GOAL OF THE EXERCISE: Can you write out all of the material below, word for word?

GIVEN DATA:
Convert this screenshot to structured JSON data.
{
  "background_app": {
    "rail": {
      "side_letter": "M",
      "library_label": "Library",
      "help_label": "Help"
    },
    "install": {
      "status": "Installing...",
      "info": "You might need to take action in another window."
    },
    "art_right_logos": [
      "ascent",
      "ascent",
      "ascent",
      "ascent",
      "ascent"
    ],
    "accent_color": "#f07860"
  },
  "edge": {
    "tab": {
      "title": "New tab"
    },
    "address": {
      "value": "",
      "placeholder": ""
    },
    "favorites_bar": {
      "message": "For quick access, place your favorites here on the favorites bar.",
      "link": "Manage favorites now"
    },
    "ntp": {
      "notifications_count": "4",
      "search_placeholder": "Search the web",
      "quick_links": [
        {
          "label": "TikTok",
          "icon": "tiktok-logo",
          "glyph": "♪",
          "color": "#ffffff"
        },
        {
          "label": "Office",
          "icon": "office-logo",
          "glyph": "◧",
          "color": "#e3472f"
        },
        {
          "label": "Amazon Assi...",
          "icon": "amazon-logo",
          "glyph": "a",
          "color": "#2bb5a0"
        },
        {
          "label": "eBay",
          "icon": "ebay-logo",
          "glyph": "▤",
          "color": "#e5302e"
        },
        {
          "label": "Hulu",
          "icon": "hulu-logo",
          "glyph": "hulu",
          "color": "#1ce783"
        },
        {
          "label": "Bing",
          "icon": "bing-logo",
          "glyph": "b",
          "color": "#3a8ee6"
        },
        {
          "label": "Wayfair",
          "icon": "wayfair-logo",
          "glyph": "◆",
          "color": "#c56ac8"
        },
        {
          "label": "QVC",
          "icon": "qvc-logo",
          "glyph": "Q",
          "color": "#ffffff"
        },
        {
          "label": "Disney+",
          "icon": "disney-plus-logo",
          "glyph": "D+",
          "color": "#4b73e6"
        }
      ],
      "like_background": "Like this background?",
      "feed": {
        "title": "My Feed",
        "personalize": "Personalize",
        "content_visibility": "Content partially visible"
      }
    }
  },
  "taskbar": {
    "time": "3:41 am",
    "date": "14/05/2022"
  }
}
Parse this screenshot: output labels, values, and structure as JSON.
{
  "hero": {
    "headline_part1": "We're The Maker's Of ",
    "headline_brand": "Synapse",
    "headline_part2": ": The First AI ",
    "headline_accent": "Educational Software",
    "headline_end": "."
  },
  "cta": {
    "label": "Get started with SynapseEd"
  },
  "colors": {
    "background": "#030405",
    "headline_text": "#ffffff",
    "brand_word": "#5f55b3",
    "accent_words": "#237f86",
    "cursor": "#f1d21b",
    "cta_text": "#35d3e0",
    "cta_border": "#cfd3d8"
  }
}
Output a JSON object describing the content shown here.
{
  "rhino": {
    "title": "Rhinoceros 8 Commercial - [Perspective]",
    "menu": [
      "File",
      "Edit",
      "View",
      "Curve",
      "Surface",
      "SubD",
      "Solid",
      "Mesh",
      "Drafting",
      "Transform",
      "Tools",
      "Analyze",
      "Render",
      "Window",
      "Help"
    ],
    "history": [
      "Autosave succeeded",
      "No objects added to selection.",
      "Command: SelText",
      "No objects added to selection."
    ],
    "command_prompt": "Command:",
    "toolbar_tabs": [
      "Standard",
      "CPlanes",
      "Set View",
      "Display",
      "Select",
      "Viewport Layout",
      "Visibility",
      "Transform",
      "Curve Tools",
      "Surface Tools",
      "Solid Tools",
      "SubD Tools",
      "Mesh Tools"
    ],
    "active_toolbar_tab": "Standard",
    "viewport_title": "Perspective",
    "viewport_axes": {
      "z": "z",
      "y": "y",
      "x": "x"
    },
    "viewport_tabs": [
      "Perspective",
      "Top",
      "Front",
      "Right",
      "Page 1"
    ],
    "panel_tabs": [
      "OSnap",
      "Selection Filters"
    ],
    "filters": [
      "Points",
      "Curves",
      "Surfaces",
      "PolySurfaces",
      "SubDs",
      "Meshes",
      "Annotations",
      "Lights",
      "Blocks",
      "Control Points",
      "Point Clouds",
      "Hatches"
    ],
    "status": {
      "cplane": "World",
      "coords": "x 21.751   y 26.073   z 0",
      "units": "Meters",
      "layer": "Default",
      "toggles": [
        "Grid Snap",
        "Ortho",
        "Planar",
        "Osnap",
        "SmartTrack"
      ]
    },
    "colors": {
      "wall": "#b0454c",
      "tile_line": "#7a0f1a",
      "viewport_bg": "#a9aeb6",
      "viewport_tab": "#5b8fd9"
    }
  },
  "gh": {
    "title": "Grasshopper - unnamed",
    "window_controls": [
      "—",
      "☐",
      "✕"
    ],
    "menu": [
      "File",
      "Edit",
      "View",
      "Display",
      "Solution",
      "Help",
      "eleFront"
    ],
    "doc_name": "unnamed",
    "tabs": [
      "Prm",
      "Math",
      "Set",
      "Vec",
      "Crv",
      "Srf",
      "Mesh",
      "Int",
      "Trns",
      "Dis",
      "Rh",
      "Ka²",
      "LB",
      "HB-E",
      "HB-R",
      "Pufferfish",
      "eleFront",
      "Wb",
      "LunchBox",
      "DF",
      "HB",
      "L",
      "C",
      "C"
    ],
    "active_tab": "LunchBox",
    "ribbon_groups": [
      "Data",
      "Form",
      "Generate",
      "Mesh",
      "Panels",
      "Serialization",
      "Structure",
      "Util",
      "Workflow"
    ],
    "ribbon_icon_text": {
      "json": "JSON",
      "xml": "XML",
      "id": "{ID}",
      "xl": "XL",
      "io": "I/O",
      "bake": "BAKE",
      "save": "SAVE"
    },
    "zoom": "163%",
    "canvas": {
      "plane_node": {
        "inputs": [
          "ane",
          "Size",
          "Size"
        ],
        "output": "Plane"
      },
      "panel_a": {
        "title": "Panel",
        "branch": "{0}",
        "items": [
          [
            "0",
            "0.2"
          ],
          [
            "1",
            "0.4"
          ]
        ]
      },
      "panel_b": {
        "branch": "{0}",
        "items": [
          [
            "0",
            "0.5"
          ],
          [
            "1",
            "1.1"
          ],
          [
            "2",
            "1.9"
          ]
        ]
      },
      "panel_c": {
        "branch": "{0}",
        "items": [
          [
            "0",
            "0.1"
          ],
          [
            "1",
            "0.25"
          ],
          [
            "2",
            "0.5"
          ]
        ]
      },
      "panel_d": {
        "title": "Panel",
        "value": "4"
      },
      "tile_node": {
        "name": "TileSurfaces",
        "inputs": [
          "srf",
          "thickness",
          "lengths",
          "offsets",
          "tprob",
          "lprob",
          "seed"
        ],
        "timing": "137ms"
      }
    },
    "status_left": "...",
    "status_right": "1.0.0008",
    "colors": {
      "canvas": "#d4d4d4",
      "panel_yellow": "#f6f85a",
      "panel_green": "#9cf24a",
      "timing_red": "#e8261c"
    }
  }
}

COMPLETE OUTPUT:
Convert this screenshot to structured JSON data.
{
  "background_app": {
    "rail": {
      "side_letter": "M",
      "library_label": "Library",
      "help_label": "Help"
    },
    "install": {
      "status": "Installing...",
      "info": "You might need to take action in another window."
    },
    "art_right_logos": [
      "ascent",
      "ascent",
      "ascent",
      "ascent",
      "ascent"
    ],
    "accent_color": "#f07860"
  },
  "edge": {
    "tab": {
      "title": "New tab"
    },
    "address": {
      "value": "",
      "placeholder": ""
    },
    "favorites_bar": {
      "message": "For quick access, place your favorites here on the favorites bar.",
      "link": "Manage favorites now"
    },
    "ntp": {
      "notifications_count": "4",
      "search_placeholder": "Search the web",
      "quick_links": [
        {
          "label": "TikTok",
          "icon": "tiktok-logo",
          "glyph": "♪",
          "color": "#ffffff"
        },
        {
          "label": "Office",
          "icon": "office-logo",
          "glyph": "◧",
          "color": "#e3472f"
        },
        {
          "label": "Amazon Assi...",
          "icon": "amazon-logo",
          "glyph": "a",
          "color": "#2bb5a0"
        },
        {
          "label": "eBay",
          "icon": "ebay-logo",
          "glyph": "▤",
          "color": "#e5302e"
        },
        {
          "label": "Hulu",
          "icon": "hulu-logo",
          "glyph": "hulu",
          "color": "#1ce783"
        },
        {
          "label": "Bing",
          "icon": "bing-logo",
          "glyph": "b",
          "color": "#3a8ee6"
        },
        {
          "label": "Wayfair",
          "icon": "wayfair-logo",
          "glyph": "◆",
          "color": "#c56ac8"
        },
        {
          "label": "QVC",
          "icon": "qvc-logo",
          "glyph": "Q",
          "color": "#ffffff"
        },
        {
          "label": "Disney+",
          "icon": "disney-plus-logo",
          "glyph": "D+",
          "color": "#4b73e6"
        }
      ],
      "like_background": "Like this background?",
      "feed": {
        "title": "My Feed",
        "personalize": "Personalize",
        "content_visibility": "Content partially visible"
      }
    }
  },
  "taskbar": {
    "time": "3:41 am",
    "date": "14/05/2022"
  }
}
Parse this screenshot: output labels, values, and structure as JSON.
{
  "hero": {
    "headline_part1": "We're The Maker's Of ",
    "headline_brand": "Synapse",
    "headline_part2": ": The First AI ",
    "headline_accent": "Educational Software",
    "headline_end": "."
  },
  "cta": {
    "label": "Get started with SynapseEd"
  },
  "colors": {
    "background": "#030405",
    "headline_text": "#ffffff",
    "brand_word": "#5f55b3",
    "accent_words": "#237f86",
    "cursor": "#f1d21b",
    "cta_text": "#35d3e0",
    "cta_border": "#cfd3d8"
  }
}
Output a JSON object describing the content shown here.
{
  "rhino": {
    "title": "Rhinoceros 8 Commercial - [Perspective]",
    "menu": [
      "File",
      "Edit",
      "View",
      "Curve",
      "Surface",
      "SubD",
      "Solid",
      "Mesh",
      "Drafting",
      "Transform",
      "Tools",
      "Analyze",
      "Render",
      "Window",
      "Help"
    ],
    "history": [
      "Autosave succeeded",
      "No objects added to selection.",
      "Command: SelText",
      "No objects added to selection."
    ],
    "command_prompt": "Command:",
    "toolbar_tabs": [
      "Standard",
      "CPlanes",
      "Set View",
      "Display",
      "Select",
      "Viewport Layout",
      "Visibility",
      "Transform",
      "Curve Tools",
      "Surface Tools",
      "Solid Tools",
      "SubD Tools",
      "Mesh Tools"
    ],
    "active_toolbar_tab": "Standard",
    "viewport_title": "Perspective",
    "viewport_axes": {
      "z": "z",
      "y": "y",
      "x": "x"
    },
    "viewport_tabs": [
      "Perspective",
      "Top",
      "Front",
      "Right",
      "Page 1"
    ],
    "panel_tabs": [
      "OSnap",
      "Selection Filters"
    ],
    "filters": [
      "Points",
      "Curves",
      "Surfaces",
      "PolySurfaces",
      "SubDs",
      "Meshes",
      "Annotations",
      "Lights",
      "Blocks",
      "Control Points",
      "Point Clouds",
      "Hatches"
    ],
    "status": {
      "cplane": "World",
      "coords": "x 21.751   y 26.073   z 0",
      "units": "Meters",
      "layer": "Default",
      "toggles": [
        "Grid Snap",
        "Ortho",
        "Planar",
        "Osnap",
        "SmartTrack"
      ]
    },
    "colors": {
      "wall": "#b0454c",
      "tile_line": "#7a0f1a",
      "viewport_bg": "#a9aeb6",
      "viewport_tab": "#5b8fd9"
    }
  },
  "gh": {
    "title": "Grasshopper - unnamed",
    "window_controls": [
      "—",
      "☐",
      "✕"
    ],
    "menu": [
      "File",
      "Edit",
      "View",
      "Display",
      "Solution",
      "Help",
      "eleFront"
    ],
    "doc_name": "unnamed",
    "tabs": [
      "Prm",
      "Math",
      "Set",
      "Vec",
      "Crv",
      "Srf",
      "Mesh",
      "Int",
      "Trns",
      "Dis",
      "Rh",
      "Ka²",
      "LB",
      "HB-E",
      "HB-R",
      "Pufferfish",
      "eleFront",
      "Wb",
      "LunchBox",
      "DF",
      "HB",
      "L",
      "C",
      "C"
    ],
    "active_tab": "LunchBox",
    "ribbon_groups": [
      "Data",
      "Form",
      "Generate",
      "Mesh",
      "Panels",
      "Serialization",
      "Structure",
      "Util",
      "Workflow"
    ],
    "ribbon_icon_text": {
      "json": "JSON",
      "xml": "XML",
      "id": "{ID}",
      "xl": "XL",
      "io": "I/O",
      "bake": "BAKE",
      "save": "SAVE"
    },
    "zoom": "163%",
    "canvas": {
      "plane_node": {
        "inputs": [
          "ane",
          "Size",
          "Size"
        ],
        "output": "Plane"
      },
      "panel_a": {
        "title": "Panel",
        "branch": "{0}",
        "items": [
          [
            "0",
            "0.2"
          ],
          [
            "1",
            "0.4"
          ]
        ]
      },
      "panel_b": {
        "branch": "{0}",
        "items": [
          [
            "0",
            "0.5"
          ],
          [
            "1",
            "1.1"
          ],
          [
            "2",
            "1.9"
          ]
        ]
      },
      "panel_c": {
        "branch": "{0}",
        "items": [
          [
            "0",
            "0.1"
          ],
          [
            "1",
            "0.25"
          ],
          [
            "2",
            "0.5"
          ]
        ]
      },
      "panel_d": {
        "title": "Panel",
        "value": "4"
      },
      "tile_node": {
        "name": "TileSurfaces",
        "inputs": [
          "srf",
          "thickness",
          "lengths",
          "offsets",
          "tprob",
          "lprob",
          "seed"
        ],
        "timing": "137ms"
      }
    },
    "status_left": "...",
    "status_right": "1.0.0008",
    "colors": {
      "canvas": "#d4d4d4",
      "panel_yellow": "#f6f85a",
      "panel_green": "#9cf24a",
      "timing_red": "#e8261c"
    }
  }
}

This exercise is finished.